• [Problem requirements] Give again the lines from the line with "OCR this image." to the last line of the records, exactly and in full. Do not carry over any pictures.

• [Exercise data]
════════════════════
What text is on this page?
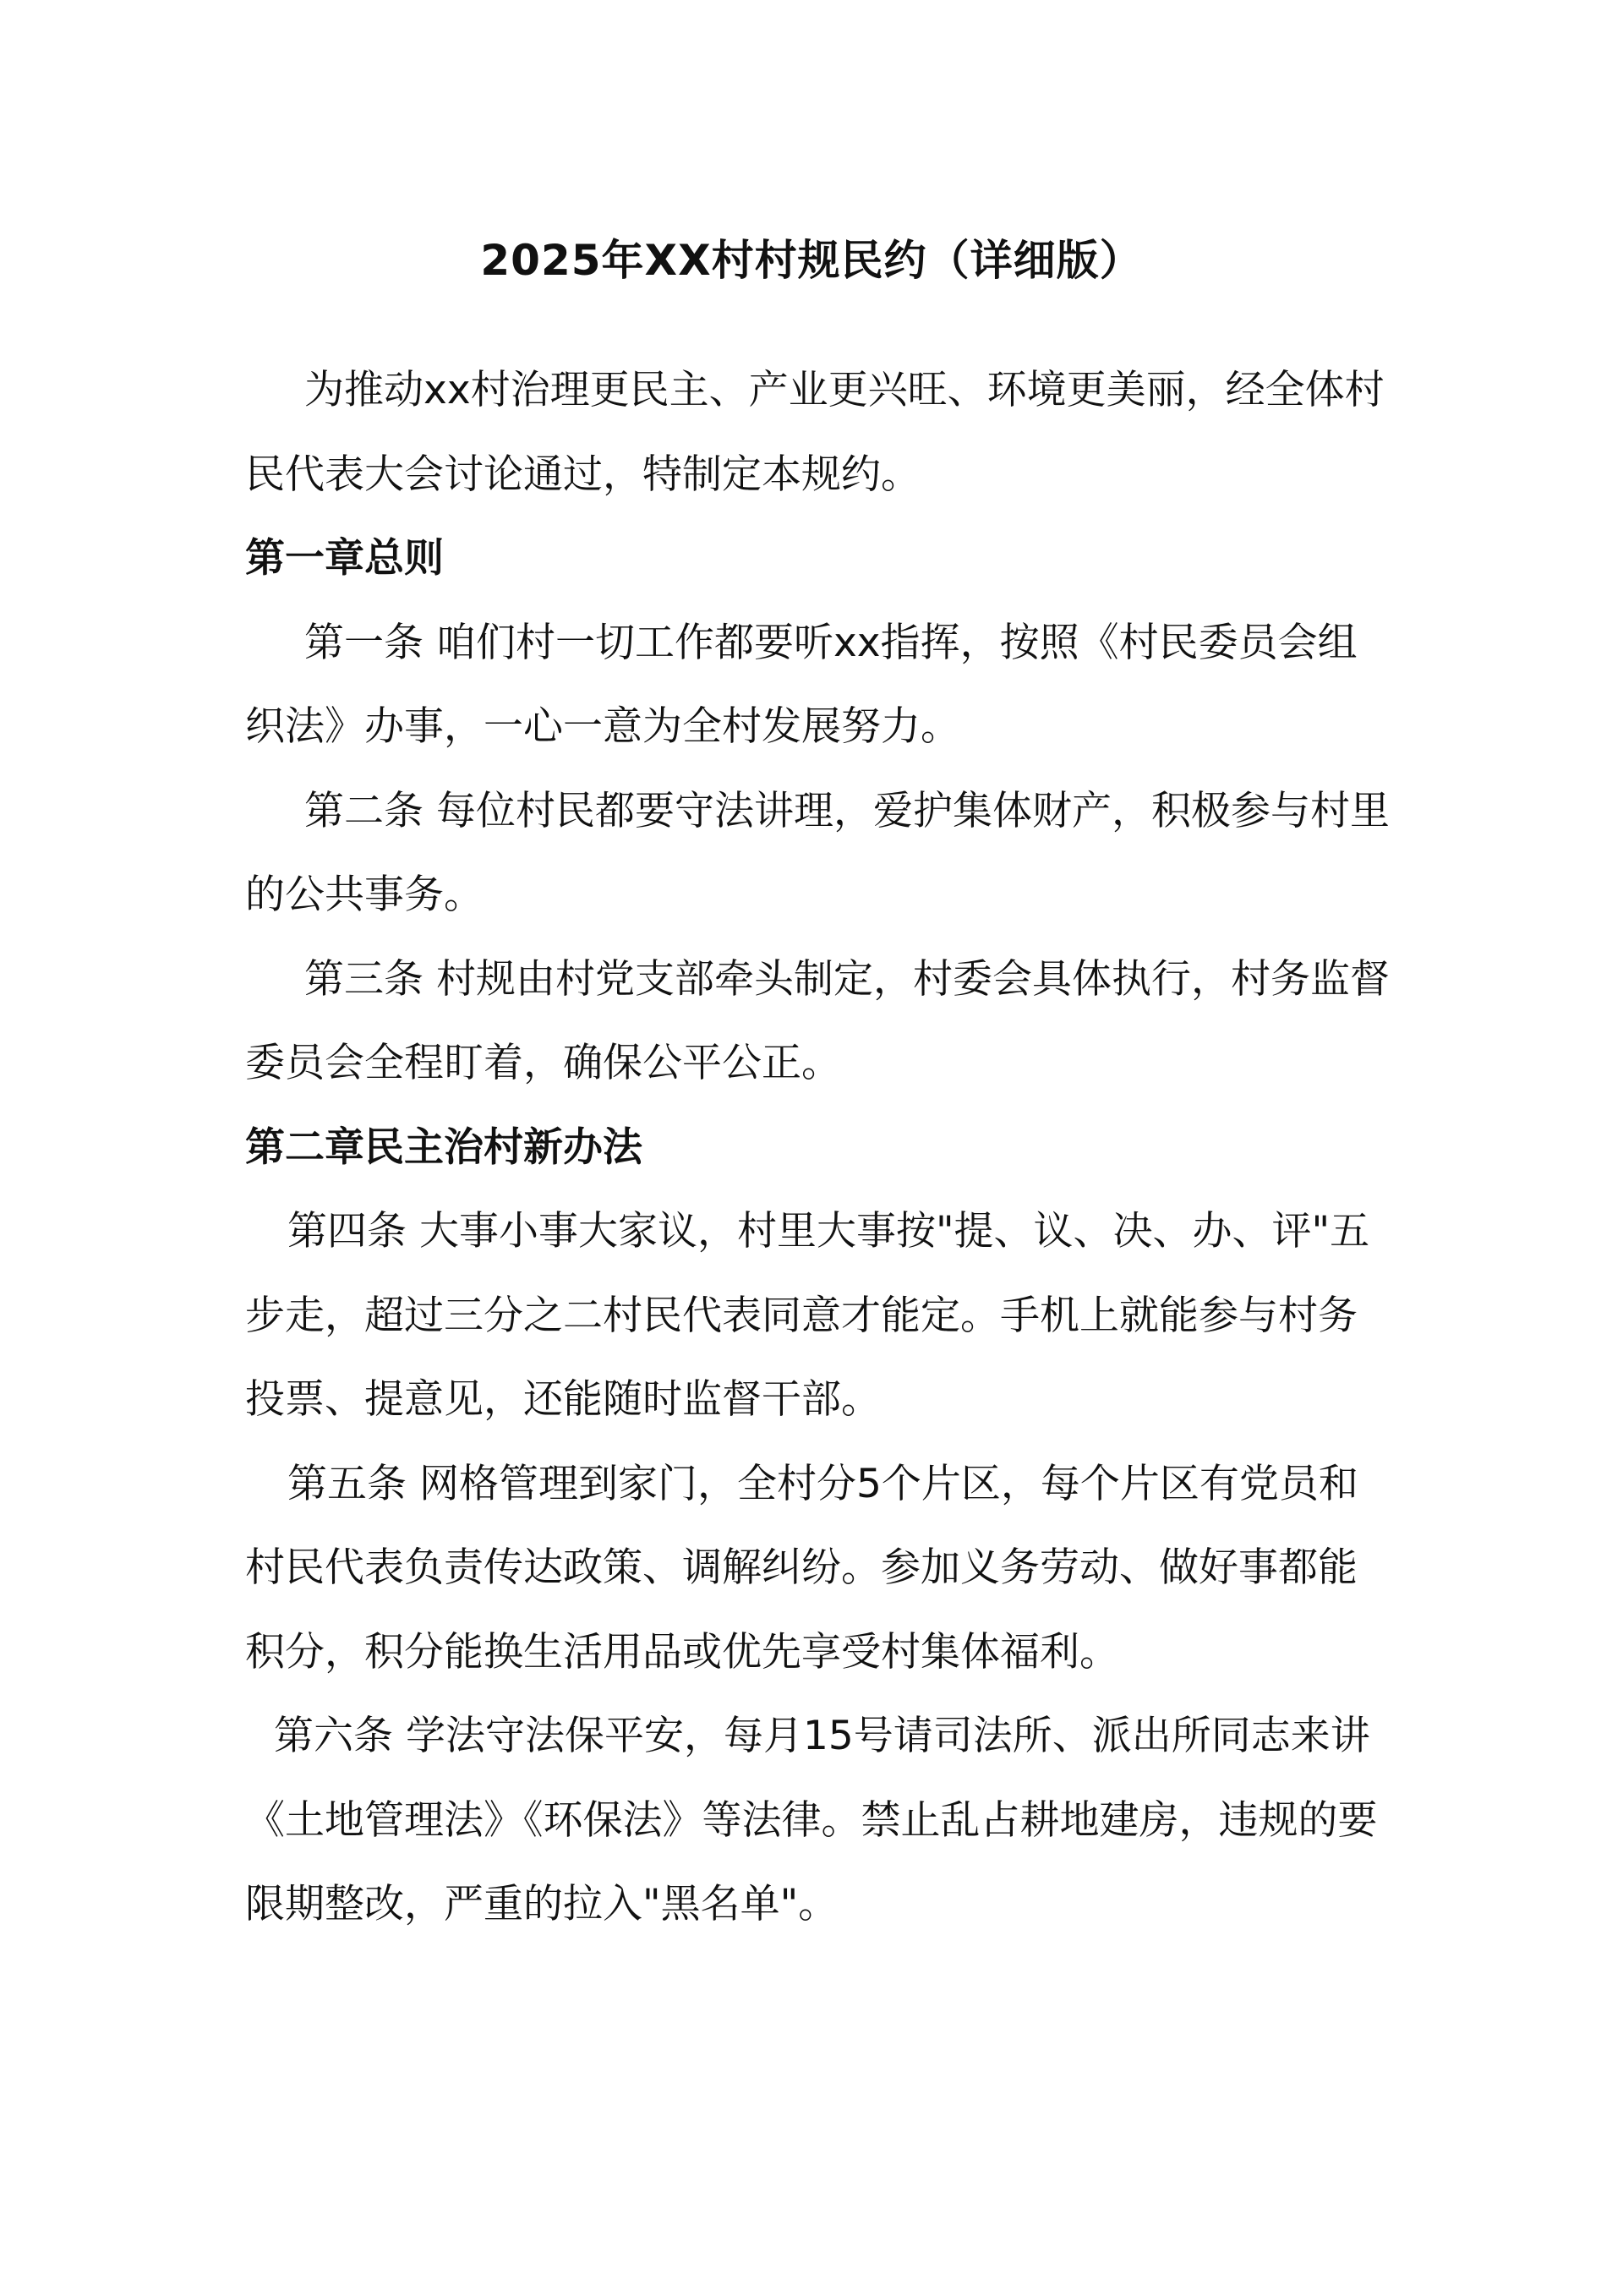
2025年XX村村规民约（详细版）

为推动xx村治理更民主、产业更兴旺、环境更美丽，经全体村民代表大会讨论通过，特制定本规约。

第一章总则

第一条 咱们村一切工作都要听xx指挥，按照《村民委员会组织法》办事，一心一意为全村发展努力。

第二条 每位村民都要守法讲理，爱护集体财产，积极参与村里的公共事务。

第三条 村规由村党支部牵头制定，村委会具体执行，村务监督委员会全程盯着，确保公平公正。

第二章民主治村新办法

第四条 大事小事大家议，村里大事按"提、议、决、办、评"五步走，超过三分之二村民代表同意才能定。手机上就能参与村务投票、提意见，还能随时监督干部。

第五条 网格管理到家门，全村分5个片区，每个片区有党员和村民代表负责传达政策、调解纠纷。参加义务劳动、做好事都能积分，积分能换生活用品或优先享受村集体福利。

第六条 学法守法保平安，每月15号请司法所、派出所同志来讲《土地管理法》《环保法》等法律。禁止乱占耕地建房，违规的要限期整改，严重的拉入"黑名单"。
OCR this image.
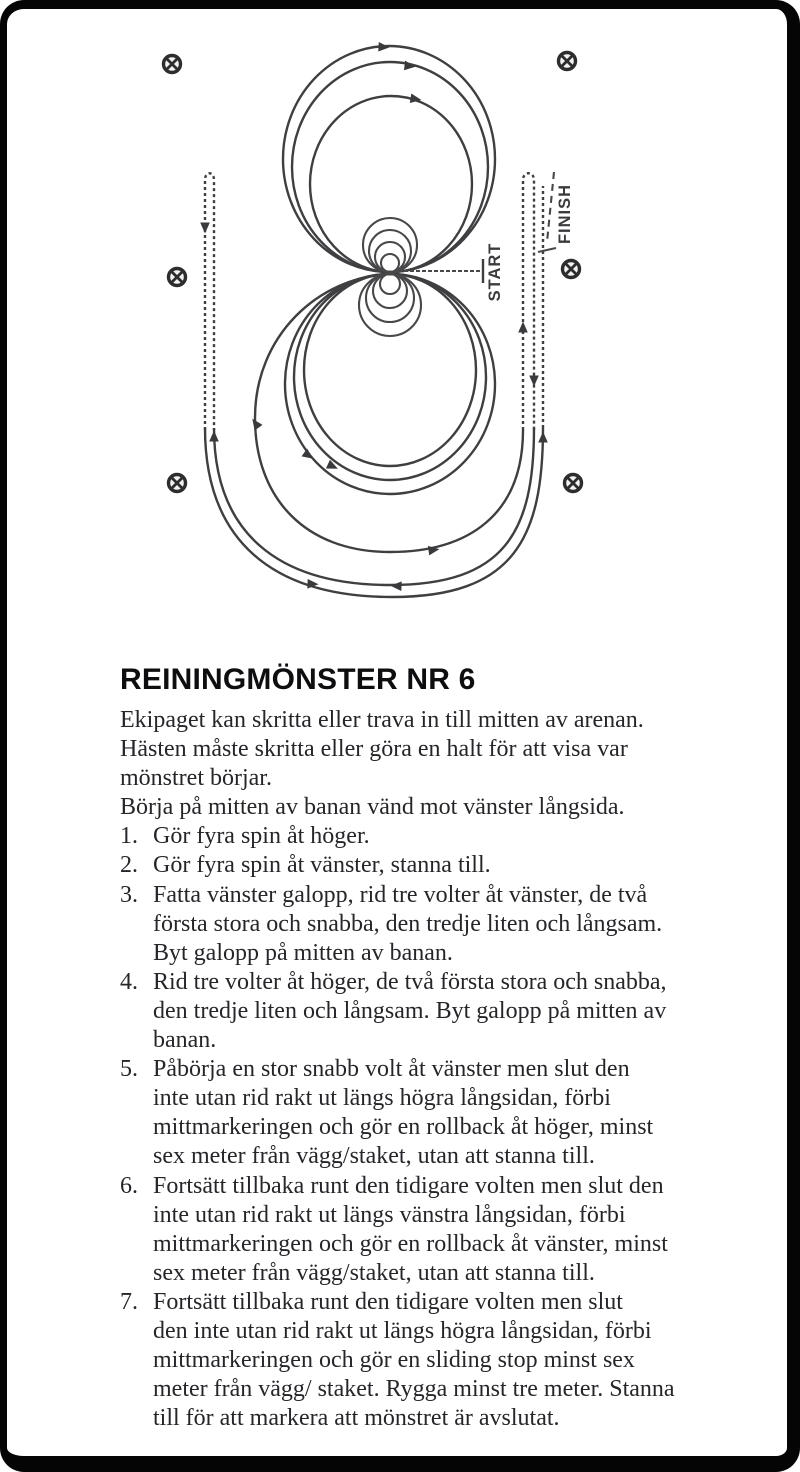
START
FINISH
REININGMÖNSTER NR 6
Ekipaget kan skritta eller trava in till mitten av arenan.
Hästen måste skritta eller göra en halt för att visa var
mönstret börjar.
Börja på mitten av banan vänd mot vänster långsida.
1. Gör fyra spin åt höger.
2. Gör fyra spin åt vänster, stanna till.
3. Fatta vänster galopp, rid tre volter åt vänster, de två
första stora och snabba, den tredje liten och långsam.
Byt galopp på mitten av banan.
4. Rid tre volter åt höger, de två första stora och snabba,
den tredje liten och långsam. Byt galopp på mitten av
banan.
5. Påbörja en stor snabb volt åt vänster men slut den
inte utan rid rakt ut längs högra långsidan, förbi
mittmarkeringen och gör en rollback åt höger, minst
sex meter från vägg/staket, utan att stanna till.
6. Fortsätt tillbaka runt den tidigare volten men slut den
inte utan rid rakt ut längs vänstra långsidan, förbi
mittmarkeringen och gör en rollback åt vänster, minst
sex meter från vägg/staket, utan att stanna till.
7. Fortsätt tillbaka runt den tidigare volten men slut
den inte utan rid rakt ut längs högra långsidan, förbi
mittmarkeringen och gör en sliding stop minst sex
meter från vägg/ staket. Rygga minst tre meter. Stanna
till för att markera att mönstret är avslutat.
════════════════════
• [Task solution]
OCR this image.
START
FINISH
REININGMÖNSTER NR 6
Ekipaget kan skritta eller trava in till mitten av arenan.
Hästen måste skritta eller göra en halt för att visa var
mönstret börjar.
Börja på mitten av banan vänd mot vänster långsida.
1. Gör fyra spin åt höger.
2. Gör fyra spin åt vänster, stanna till.
3. Fatta vänster galopp, rid tre volter åt vänster, de två
första stora och snabba, den tredje liten och långsam.
Byt galopp på mitten av banan.
4. Rid tre volter åt höger, de två första stora och snabba,
den tredje liten och långsam. Byt galopp på mitten av
banan.
5. Påbörja en stor snabb volt åt vänster men slut den
inte utan rid rakt ut längs högra långsidan, förbi
mittmarkeringen och gör en rollback åt höger, minst
sex meter från vägg/staket, utan att stanna till.
6. Fortsätt tillbaka runt den tidigare volten men slut den
inte utan rid rakt ut längs vänstra långsidan, förbi
mittmarkeringen och gör en rollback åt vänster, minst
sex meter från vägg/staket, utan att stanna till.
7. Fortsätt tillbaka runt den tidigare volten men slut
den inte utan rid rakt ut längs högra långsidan, förbi
mittmarkeringen och gör en sliding stop minst sex
meter från vägg/ staket. Rygga minst tre meter. Stanna
till för att markera att mönstret är avslutat.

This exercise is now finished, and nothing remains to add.